- _EXERCISE REQUIREMENTS_
Copy whichever lines contain the string "المؤمنين".

***** PROVIDED RECORDS *****

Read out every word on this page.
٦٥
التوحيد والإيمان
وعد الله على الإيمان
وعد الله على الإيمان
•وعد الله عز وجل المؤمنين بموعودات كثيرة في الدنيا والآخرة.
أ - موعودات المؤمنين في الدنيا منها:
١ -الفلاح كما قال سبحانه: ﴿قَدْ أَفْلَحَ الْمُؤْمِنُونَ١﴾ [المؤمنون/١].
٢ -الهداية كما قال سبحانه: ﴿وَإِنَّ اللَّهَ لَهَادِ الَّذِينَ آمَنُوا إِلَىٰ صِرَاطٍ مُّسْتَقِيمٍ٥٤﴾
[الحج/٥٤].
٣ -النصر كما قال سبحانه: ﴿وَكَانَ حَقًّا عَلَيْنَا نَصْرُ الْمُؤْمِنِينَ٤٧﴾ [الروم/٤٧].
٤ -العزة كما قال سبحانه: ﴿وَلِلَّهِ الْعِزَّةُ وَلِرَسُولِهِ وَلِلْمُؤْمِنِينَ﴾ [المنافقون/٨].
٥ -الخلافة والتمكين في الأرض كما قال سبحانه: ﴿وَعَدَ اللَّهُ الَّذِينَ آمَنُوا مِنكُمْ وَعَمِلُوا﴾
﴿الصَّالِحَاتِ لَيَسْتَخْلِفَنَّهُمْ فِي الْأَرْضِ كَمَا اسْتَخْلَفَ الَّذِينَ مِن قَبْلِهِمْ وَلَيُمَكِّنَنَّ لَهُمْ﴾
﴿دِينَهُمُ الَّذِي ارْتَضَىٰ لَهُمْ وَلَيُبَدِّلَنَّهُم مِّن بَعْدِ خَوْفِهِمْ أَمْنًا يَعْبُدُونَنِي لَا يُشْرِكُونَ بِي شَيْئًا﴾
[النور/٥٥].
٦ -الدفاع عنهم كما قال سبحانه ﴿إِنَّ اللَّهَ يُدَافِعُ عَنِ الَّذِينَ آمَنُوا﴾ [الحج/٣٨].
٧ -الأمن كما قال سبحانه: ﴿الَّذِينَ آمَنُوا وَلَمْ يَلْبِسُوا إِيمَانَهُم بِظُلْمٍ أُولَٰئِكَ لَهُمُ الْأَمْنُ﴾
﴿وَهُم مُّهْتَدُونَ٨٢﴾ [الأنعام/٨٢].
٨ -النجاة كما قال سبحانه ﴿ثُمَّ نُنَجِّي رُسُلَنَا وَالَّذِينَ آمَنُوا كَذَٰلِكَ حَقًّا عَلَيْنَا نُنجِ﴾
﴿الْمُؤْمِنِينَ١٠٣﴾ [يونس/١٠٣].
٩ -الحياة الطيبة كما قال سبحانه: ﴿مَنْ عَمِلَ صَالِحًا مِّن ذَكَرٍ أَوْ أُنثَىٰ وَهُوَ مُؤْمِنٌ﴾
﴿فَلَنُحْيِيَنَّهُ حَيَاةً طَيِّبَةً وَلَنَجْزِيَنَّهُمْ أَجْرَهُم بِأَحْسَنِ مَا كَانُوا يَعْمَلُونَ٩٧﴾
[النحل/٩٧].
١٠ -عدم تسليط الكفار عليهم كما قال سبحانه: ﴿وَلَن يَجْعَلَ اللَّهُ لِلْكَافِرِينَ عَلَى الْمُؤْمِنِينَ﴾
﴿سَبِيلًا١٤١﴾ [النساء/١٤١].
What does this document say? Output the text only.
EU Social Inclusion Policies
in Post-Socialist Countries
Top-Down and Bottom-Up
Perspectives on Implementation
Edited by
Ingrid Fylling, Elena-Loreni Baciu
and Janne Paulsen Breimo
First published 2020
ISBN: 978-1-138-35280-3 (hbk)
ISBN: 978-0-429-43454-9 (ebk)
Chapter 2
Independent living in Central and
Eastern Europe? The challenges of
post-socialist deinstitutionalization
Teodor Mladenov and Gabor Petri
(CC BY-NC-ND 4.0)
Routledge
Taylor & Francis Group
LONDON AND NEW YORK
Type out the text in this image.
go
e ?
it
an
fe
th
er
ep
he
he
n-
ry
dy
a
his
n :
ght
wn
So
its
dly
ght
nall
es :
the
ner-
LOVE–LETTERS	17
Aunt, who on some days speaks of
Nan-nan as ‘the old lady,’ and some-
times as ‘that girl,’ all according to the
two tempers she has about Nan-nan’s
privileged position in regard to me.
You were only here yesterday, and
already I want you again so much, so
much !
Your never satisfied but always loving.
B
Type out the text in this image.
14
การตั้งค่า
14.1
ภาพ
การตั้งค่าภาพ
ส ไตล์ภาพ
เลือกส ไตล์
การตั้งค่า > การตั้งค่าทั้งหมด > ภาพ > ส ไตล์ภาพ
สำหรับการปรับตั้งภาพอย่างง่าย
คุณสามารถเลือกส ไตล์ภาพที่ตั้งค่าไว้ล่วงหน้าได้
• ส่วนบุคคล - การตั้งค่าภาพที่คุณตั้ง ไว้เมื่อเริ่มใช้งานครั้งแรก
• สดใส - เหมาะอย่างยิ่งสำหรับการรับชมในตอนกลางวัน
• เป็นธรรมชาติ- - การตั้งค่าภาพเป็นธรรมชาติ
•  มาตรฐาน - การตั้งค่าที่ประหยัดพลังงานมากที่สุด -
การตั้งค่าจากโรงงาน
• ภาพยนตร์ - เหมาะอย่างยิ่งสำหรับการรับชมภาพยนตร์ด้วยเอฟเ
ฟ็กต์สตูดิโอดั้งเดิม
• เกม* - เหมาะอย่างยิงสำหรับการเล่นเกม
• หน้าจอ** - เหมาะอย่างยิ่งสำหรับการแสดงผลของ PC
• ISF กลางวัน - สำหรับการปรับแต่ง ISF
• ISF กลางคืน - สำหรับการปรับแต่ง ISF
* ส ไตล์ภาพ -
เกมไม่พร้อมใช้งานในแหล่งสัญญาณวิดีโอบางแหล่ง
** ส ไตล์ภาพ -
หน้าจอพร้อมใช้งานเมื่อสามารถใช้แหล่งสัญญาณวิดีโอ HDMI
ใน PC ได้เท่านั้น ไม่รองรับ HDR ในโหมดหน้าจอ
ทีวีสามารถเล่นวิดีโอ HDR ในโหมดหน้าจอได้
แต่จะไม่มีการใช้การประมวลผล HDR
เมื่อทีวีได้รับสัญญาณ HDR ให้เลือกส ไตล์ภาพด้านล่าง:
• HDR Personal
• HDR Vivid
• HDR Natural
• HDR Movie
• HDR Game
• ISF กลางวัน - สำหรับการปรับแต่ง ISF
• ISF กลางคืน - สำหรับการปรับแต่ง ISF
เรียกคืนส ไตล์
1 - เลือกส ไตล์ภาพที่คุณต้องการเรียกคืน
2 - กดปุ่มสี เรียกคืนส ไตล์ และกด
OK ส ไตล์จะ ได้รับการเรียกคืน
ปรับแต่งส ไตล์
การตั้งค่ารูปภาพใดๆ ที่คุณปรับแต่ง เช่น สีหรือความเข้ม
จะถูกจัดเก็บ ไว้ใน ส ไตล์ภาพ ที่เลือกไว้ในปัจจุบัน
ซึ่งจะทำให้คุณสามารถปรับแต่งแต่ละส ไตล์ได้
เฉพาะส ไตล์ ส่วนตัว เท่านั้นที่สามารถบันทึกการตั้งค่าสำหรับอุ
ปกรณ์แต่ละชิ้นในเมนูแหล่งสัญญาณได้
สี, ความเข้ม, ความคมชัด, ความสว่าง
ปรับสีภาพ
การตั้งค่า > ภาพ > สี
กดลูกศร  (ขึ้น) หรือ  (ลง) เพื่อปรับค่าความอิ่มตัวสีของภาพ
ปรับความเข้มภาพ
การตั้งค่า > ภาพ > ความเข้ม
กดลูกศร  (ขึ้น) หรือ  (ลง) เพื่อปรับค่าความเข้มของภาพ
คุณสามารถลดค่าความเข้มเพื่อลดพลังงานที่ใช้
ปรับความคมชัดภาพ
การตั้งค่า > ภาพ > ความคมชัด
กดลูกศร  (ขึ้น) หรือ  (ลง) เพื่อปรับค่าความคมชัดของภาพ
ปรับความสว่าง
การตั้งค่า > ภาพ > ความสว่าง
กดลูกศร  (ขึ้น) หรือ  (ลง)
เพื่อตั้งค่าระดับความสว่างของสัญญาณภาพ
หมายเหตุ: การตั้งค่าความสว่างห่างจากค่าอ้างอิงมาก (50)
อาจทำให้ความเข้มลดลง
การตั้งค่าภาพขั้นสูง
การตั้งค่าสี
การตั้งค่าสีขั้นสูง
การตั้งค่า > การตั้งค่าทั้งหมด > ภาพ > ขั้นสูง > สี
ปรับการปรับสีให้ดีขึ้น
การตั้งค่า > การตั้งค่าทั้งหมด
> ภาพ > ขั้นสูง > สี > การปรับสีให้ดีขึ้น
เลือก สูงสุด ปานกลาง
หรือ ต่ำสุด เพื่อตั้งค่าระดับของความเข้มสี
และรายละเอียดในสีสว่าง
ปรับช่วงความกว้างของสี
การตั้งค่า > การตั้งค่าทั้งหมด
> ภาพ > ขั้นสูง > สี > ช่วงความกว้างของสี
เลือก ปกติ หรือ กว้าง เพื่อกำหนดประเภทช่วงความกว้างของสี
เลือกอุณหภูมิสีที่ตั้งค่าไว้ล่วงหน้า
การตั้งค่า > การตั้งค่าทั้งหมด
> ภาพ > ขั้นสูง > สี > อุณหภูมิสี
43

*****

- _SOLUTION FOR THIS TASK_
•وعد الله عز وجل المؤمنين بموعودات كثيرة في الدنيا والآخرة.
أ - موعودات المؤمنين في الدنيا منها:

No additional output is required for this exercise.